_Brief_
Of the lines in the data below, count the ones holding the string "Film", and answer with that number only.

Items listed in a dataset
--

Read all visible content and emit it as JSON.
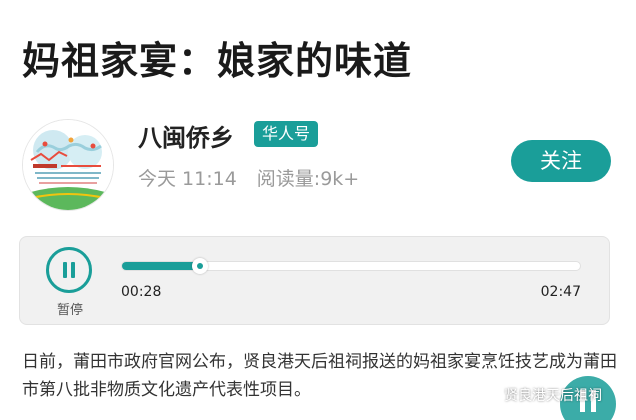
{
  "article": {
    "title": "妈祖家宴：娘家的味道",
    "body": "日前，莆田市政府官网公布，贤良港天后祖祠报送的妈祖家宴烹饪技艺成为莆田市第八批非物质文化遗产代表性项目。"
  },
  "author": {
    "name": "八闽侨乡",
    "badge": "华人号",
    "time": "今天 11:14",
    "reads": "阅读量:9k+",
    "follow_label": "关注",
    "avatar_icon": "channel-logo"
  },
  "player": {
    "state_label": "暂停",
    "current_time": "00:28",
    "total_time": "02:47",
    "progress": 0.17
  },
  "watermark": {
    "text": "贤良港天后祖祠",
    "icon": "wechat-icon"
  },
  "colors": {
    "accent": "#1a9e99",
    "title": "#1a1a1a",
    "meta": "#9a9a9a",
    "player_bg": "#f1f1f1"
  }
}
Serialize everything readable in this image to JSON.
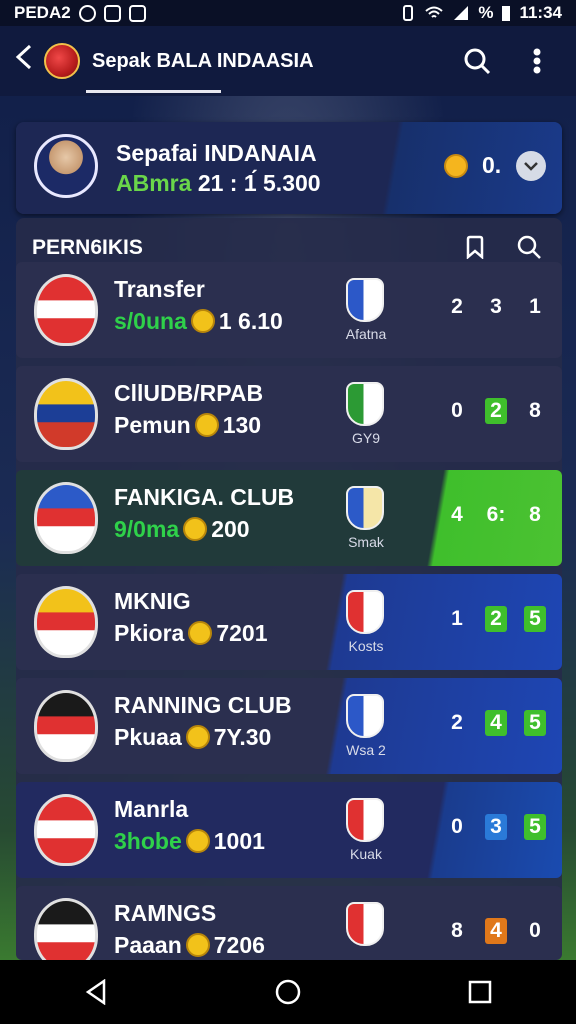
{
  "status_bar": {
    "left_text": "PEDA2",
    "time": "11:34",
    "battery": "%"
  },
  "app_bar": {
    "title": "Sepak BALA INDAASIA"
  },
  "hero": {
    "name": "Sepafai INDANAIA",
    "sub_prefix": "ABmra",
    "sub_value": "21 : 1́ 5.300",
    "score": "0."
  },
  "panel": {
    "heading": "PERN6IKIS"
  },
  "rows": [
    {
      "name": "Transfer",
      "sub_label": "s/0una",
      "sub_value": "1 6.10",
      "club_label": "Afatna",
      "scores": [
        "2",
        "3",
        "1"
      ],
      "score_styles": [
        "",
        "",
        ""
      ],
      "crest_colors": [
        "#e03131",
        "#ffffff",
        "#e03131"
      ],
      "club_colors": [
        "#2c58c8",
        "#ffffff"
      ],
      "style": "normal"
    },
    {
      "name": "CllUDB/RPAB",
      "sub_label": "Pemun",
      "sub_value": "130",
      "club_label": "GY9",
      "scores": [
        "0",
        "2",
        "8"
      ],
      "score_styles": [
        "",
        "green",
        ""
      ],
      "crest_colors": [
        "#f2c21a",
        "#1c3e96",
        "#d13a2a"
      ],
      "club_colors": [
        "#2c9a34",
        "#ffffff"
      ],
      "style": "normal"
    },
    {
      "name": "FANKIGA. CLUB",
      "sub_label": "9/0ma",
      "sub_value": "200",
      "club_label": "Smak",
      "scores": [
        "4",
        "6:",
        "8"
      ],
      "score_styles": [
        "",
        "",
        ""
      ],
      "crest_colors": [
        "#2c5ac8",
        "#e03131",
        "#ffffff"
      ],
      "club_colors": [
        "#2c5ac8",
        "#f5e6a8"
      ],
      "style": "hl-green"
    },
    {
      "name": "MKNIG",
      "sub_label": "Pkiora",
      "sub_value": "7201",
      "club_label": "Kosts",
      "scores": [
        "1",
        "2",
        "5"
      ],
      "score_styles": [
        "",
        "green",
        "green"
      ],
      "crest_colors": [
        "#f2c21a",
        "#e03131",
        "#ffffff"
      ],
      "club_colors": [
        "#e03131",
        "#ffffff"
      ],
      "style": "hl-blue"
    },
    {
      "name": "RANNING CLUB",
      "sub_label": "Pkuaa",
      "sub_value": "7Y.30",
      "club_label": "Wsa 2",
      "scores": [
        "2",
        "4",
        "5"
      ],
      "score_styles": [
        "",
        "green",
        "green"
      ],
      "crest_colors": [
        "#1a1a1a",
        "#e03131",
        "#ffffff"
      ],
      "club_colors": [
        "#2c58c8",
        "#ffffff"
      ],
      "style": "hl-blue"
    },
    {
      "name": "Manrla",
      "sub_label": "3hobe",
      "sub_value": "1001",
      "club_label": "Kuak",
      "scores": [
        "0",
        "3",
        "5"
      ],
      "score_styles": [
        "",
        "blue",
        "green"
      ],
      "crest_colors": [
        "#e03131",
        "#ffffff",
        "#e03131"
      ],
      "club_colors": [
        "#e03131",
        "#ffffff"
      ],
      "style": "hl-deep"
    },
    {
      "name": "RAMNGS",
      "sub_label": "Paaan",
      "sub_value": "7206",
      "club_label": "",
      "scores": [
        "8",
        "4",
        "0"
      ],
      "score_styles": [
        "",
        "orange",
        ""
      ],
      "crest_colors": [
        "#1a1a1a",
        "#ffffff",
        "#e03131"
      ],
      "club_colors": [
        "#e03131",
        "#ffffff"
      ],
      "style": "normal"
    }
  ]
}
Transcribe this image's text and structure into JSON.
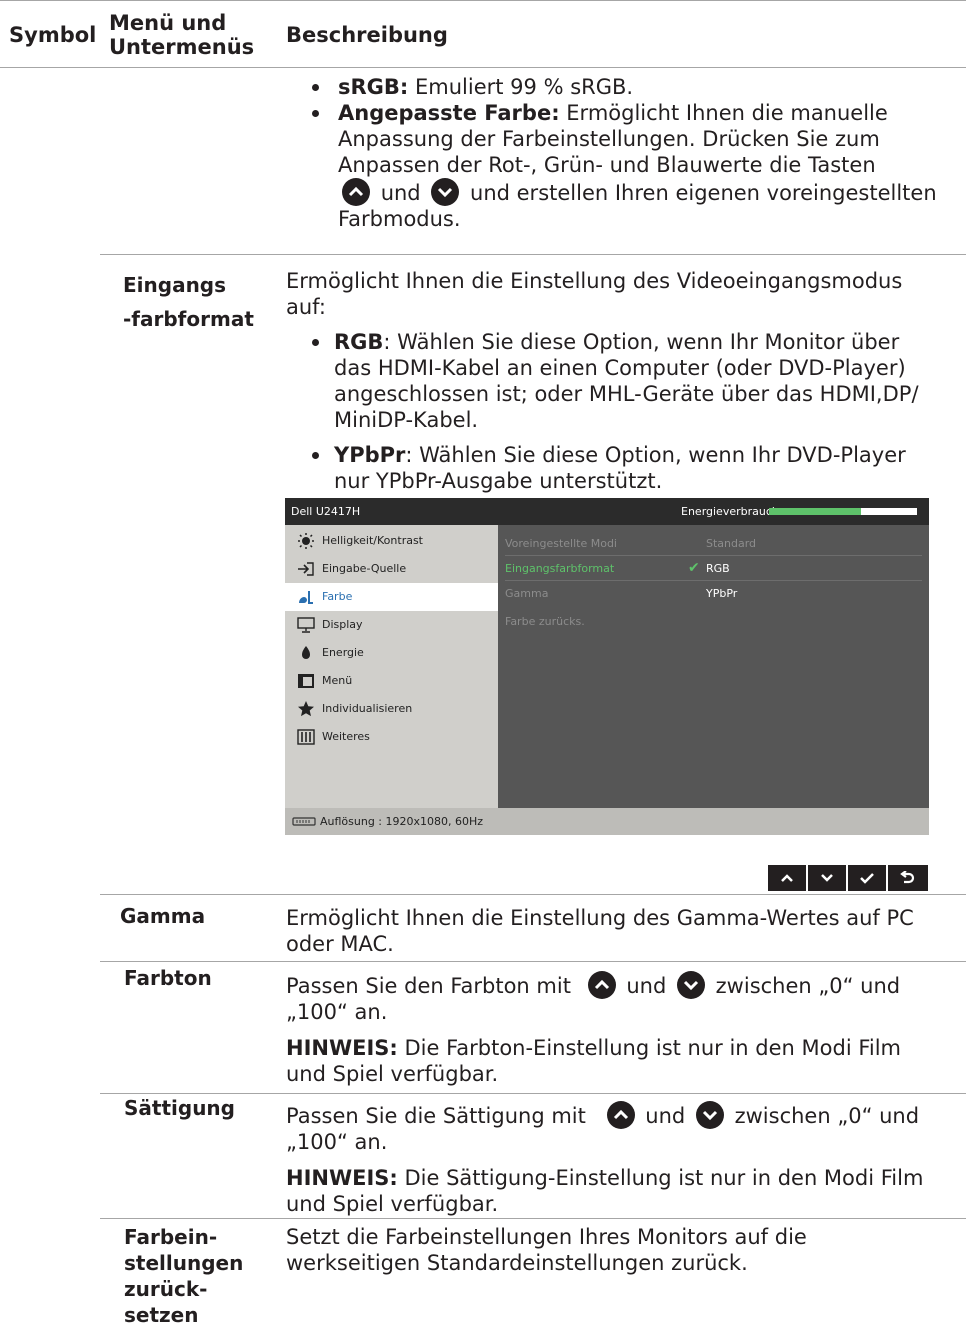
{
  "header": {
    "col_symbol": "Symbol",
    "col_menu_line1": "Menü und",
    "col_menu_line2": "Untermenüs",
    "col_desc": "Beschreibung"
  },
  "top_bullets": {
    "srgb_label": "sRGB:",
    "srgb_text": "Emuliert 99 % sRGB.",
    "custom_label": "Angepasste Farbe:",
    "custom_line1": "Ermöglicht Ihnen die manuelle",
    "custom_line2": "Anpassung der Farbeinstellungen. Drücken Sie zum",
    "custom_line3": "Anpassen der Rot-, Grün- und Blauwerte die Tasten",
    "custom_line4_mid": "und",
    "custom_line4_end": "und erstellen Ihren eigenen voreingestellten",
    "custom_line5": "Farbmodus."
  },
  "input_color": {
    "label_line1": "Eingangs",
    "label_line2": "-farbformat",
    "intro_line1": "Ermöglicht Ihnen die Einstellung des Videoeingangsmodus",
    "intro_line2": "auf:",
    "rgb_label": "RGB",
    "rgb_line1": ": Wählen Sie diese Option, wenn Ihr Monitor über",
    "rgb_line2": "das HDMI-Kabel an einen Computer (oder DVD-Player)",
    "rgb_line3": "angeschlossen ist; oder MHL-Geräte über das HDMI,DP/",
    "rgb_line4": "MiniDP-Kabel.",
    "ypbpr_label": "YPbPr",
    "ypbpr_line1": ": Wählen Sie diese Option, wenn Ihr DVD-Player",
    "ypbpr_line2": "nur YPbPr-Ausgabe unterstützt."
  },
  "osd": {
    "title": "Dell U2417H",
    "energy_label": "Energieverbrauch",
    "energy_level": 0.62,
    "sidebar": [
      {
        "label": "Helligkeit/Kontrast",
        "icon": "brightness-icon"
      },
      {
        "label": "Eingabe-Quelle",
        "icon": "input-source-icon"
      },
      {
        "label": "Farbe",
        "icon": "color-icon"
      },
      {
        "label": "Display",
        "icon": "display-icon"
      },
      {
        "label": "Energie",
        "icon": "energy-icon"
      },
      {
        "label": "Menü",
        "icon": "menu-icon"
      },
      {
        "label": "Individualisieren",
        "icon": "star-icon"
      },
      {
        "label": "Weiteres",
        "icon": "others-icon"
      }
    ],
    "rows": [
      {
        "label": "Voreingestellte Modi",
        "value": "Standard"
      },
      {
        "label": "Eingangsfarbformat",
        "value": "RGB"
      },
      {
        "label": "Gamma",
        "value": "YPbPr"
      },
      {
        "label": "Farbe zurücks.",
        "value": ""
      }
    ],
    "resolution": "Auflösung : 1920x1080, 60Hz",
    "accent": "#5ec26a"
  },
  "gamma": {
    "label": "Gamma",
    "line1": "Ermöglicht Ihnen die Einstellung des Gamma-Wertes auf PC",
    "line2": "oder MAC."
  },
  "hue": {
    "label": "Farbton",
    "line1_a": "Passen Sie den Farbton mit",
    "line1_b": "und",
    "line1_c": "zwischen „0“ und",
    "line2": "„100“ an.",
    "note_label": "HINWEIS:",
    "note_line1": "Die Farbton-Einstellung ist nur in den Modi Film",
    "note_line2": "und Spiel verfügbar."
  },
  "saturation": {
    "label": "Sättigung",
    "line1_a": "Passen Sie die Sättigung mit",
    "line1_b": "und",
    "line1_c": "zwischen „0“ und",
    "line2": "„100“ an.",
    "note_label": "HINWEIS:",
    "note_line1": "Die Sättigung-Einstellung ist nur in den Modi Film",
    "note_line2": "und Spiel verfügbar."
  },
  "reset": {
    "label_line1": "Farbein-",
    "label_line2": "stellungen",
    "label_line3": "zurück-",
    "label_line4": "setzen",
    "line1": "Setzt die Farbeinstellungen Ihres Monitors auf die",
    "line2": "werkseitigen Standardeinstellungen zurück."
  }
}
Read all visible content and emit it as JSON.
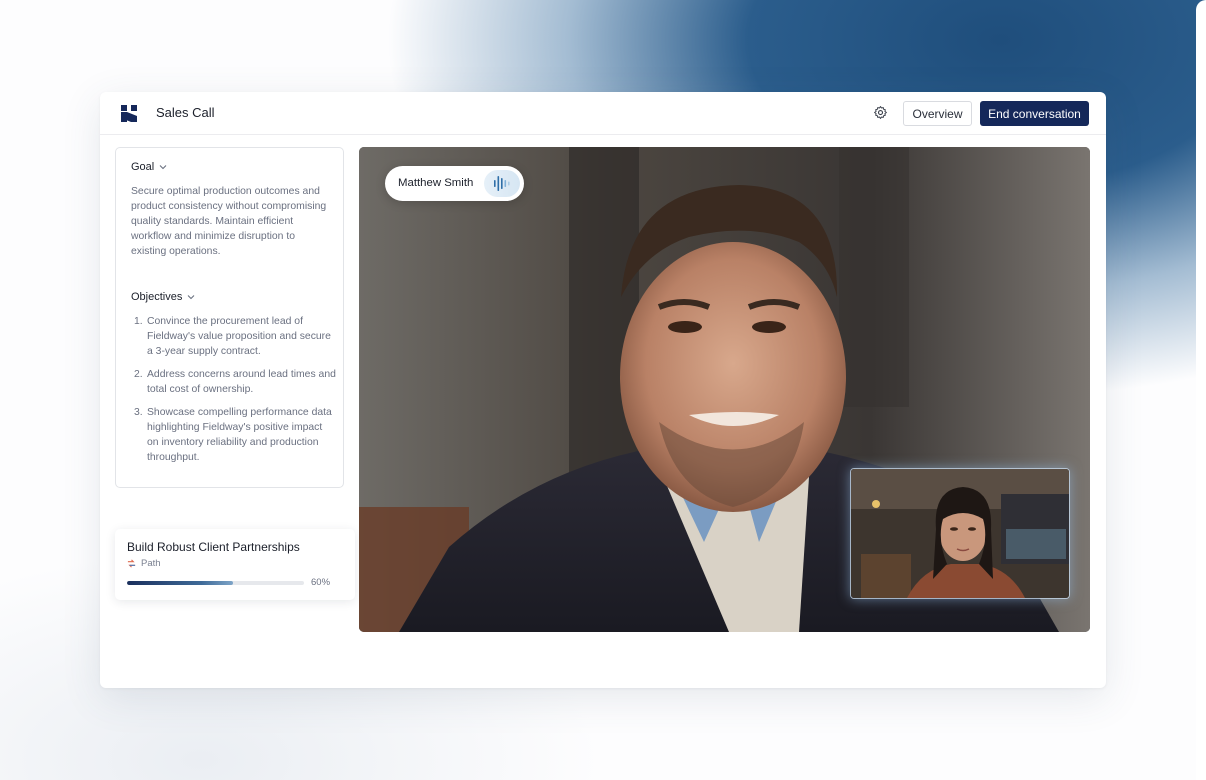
{
  "header": {
    "title": "Sales Call",
    "overview_label": "Overview",
    "end_label": "End conversation",
    "logo_icon": "brand-logo-icon",
    "settings_icon": "gear-icon"
  },
  "goal": {
    "heading": "Goal",
    "text": "Secure optimal production outcomes and product consistency without compromising quality standards. Maintain efficient workflow and minimize disruption to existing operations."
  },
  "objectives": {
    "heading": "Objectives",
    "items": [
      "Convince the procurement lead of Fieldway's value proposition and secure a 3-year supply contract.",
      "Address concerns around lead times and total cost of ownership.",
      "Showcase compelling performance data highlighting Fieldway's positive impact on inventory reliability and production throughput."
    ]
  },
  "path_card": {
    "title": "Build Robust Client Partnerships",
    "subtitle": "Path",
    "progress": 60,
    "progress_label": "60%",
    "icon": "path-icon"
  },
  "video": {
    "speaker_name": "Matthew Smith",
    "speaking_icon": "audio-wave-icon",
    "self_view": "pip-video"
  },
  "colors": {
    "primary": "#15285a",
    "backdrop": "#2b5d8c"
  }
}
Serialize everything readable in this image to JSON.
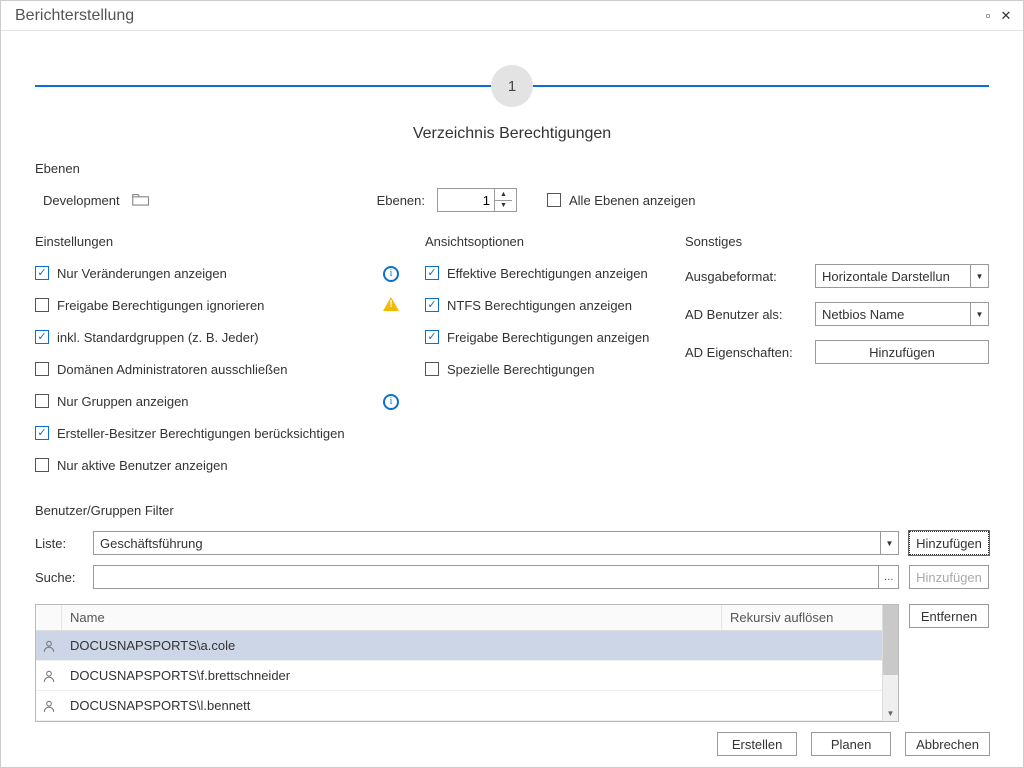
{
  "window": {
    "title": "Berichterstellung"
  },
  "step": {
    "number": "1",
    "title": "Verzeichnis Berechtigungen"
  },
  "ebenen": {
    "section": "Ebenen",
    "path": "Development",
    "levels_label": "Ebenen:",
    "levels_value": "1",
    "show_all": "Alle Ebenen anzeigen"
  },
  "einstellungen": {
    "title": "Einstellungen",
    "items": [
      {
        "label": "Nur Veränderungen anzeigen",
        "checked": true,
        "icon": "info"
      },
      {
        "label": "Freigabe Berechtigungen ignorieren",
        "checked": false,
        "icon": "warn"
      },
      {
        "label": "inkl. Standardgruppen (z. B. Jeder)",
        "checked": true,
        "icon": ""
      },
      {
        "label": "Domänen Administratoren ausschließen",
        "checked": false,
        "icon": ""
      },
      {
        "label": "Nur Gruppen anzeigen",
        "checked": false,
        "icon": "info"
      },
      {
        "label": "Ersteller-Besitzer Berechtigungen berücksichtigen",
        "checked": true,
        "icon": ""
      },
      {
        "label": "Nur aktive Benutzer anzeigen",
        "checked": false,
        "icon": ""
      }
    ]
  },
  "ansicht": {
    "title": "Ansichtsoptionen",
    "items": [
      {
        "label": "Effektive Berechtigungen anzeigen",
        "checked": true
      },
      {
        "label": "NTFS Berechtigungen anzeigen",
        "checked": true
      },
      {
        "label": "Freigabe Berechtigungen anzeigen",
        "checked": true
      },
      {
        "label": "Spezielle Berechtigungen",
        "checked": false
      }
    ]
  },
  "sonstiges": {
    "title": "Sonstiges",
    "format_label": "Ausgabeformat:",
    "format_value": "Horizontale Darstellun",
    "user_label": "AD Benutzer als:",
    "user_value": "Netbios Name",
    "props_label": "AD Eigenschaften:",
    "props_button": "Hinzufügen"
  },
  "filter": {
    "title": "Benutzer/Gruppen Filter",
    "list_label": "Liste:",
    "list_value": "Geschäftsführung",
    "list_add": "Hinzufügen",
    "search_label": "Suche:",
    "search_add": "Hinzufügen",
    "remove": "Entfernen",
    "columns": {
      "name": "Name",
      "recursive": "Rekursiv auflösen"
    },
    "rows": [
      {
        "name": "DOCUSNAPSPORTS\\a.cole",
        "selected": true
      },
      {
        "name": "DOCUSNAPSPORTS\\f.brettschneider",
        "selected": false
      },
      {
        "name": "DOCUSNAPSPORTS\\l.bennett",
        "selected": false
      }
    ]
  },
  "footer": {
    "create": "Erstellen",
    "plan": "Planen",
    "cancel": "Abbrechen"
  }
}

--

_Full response_
2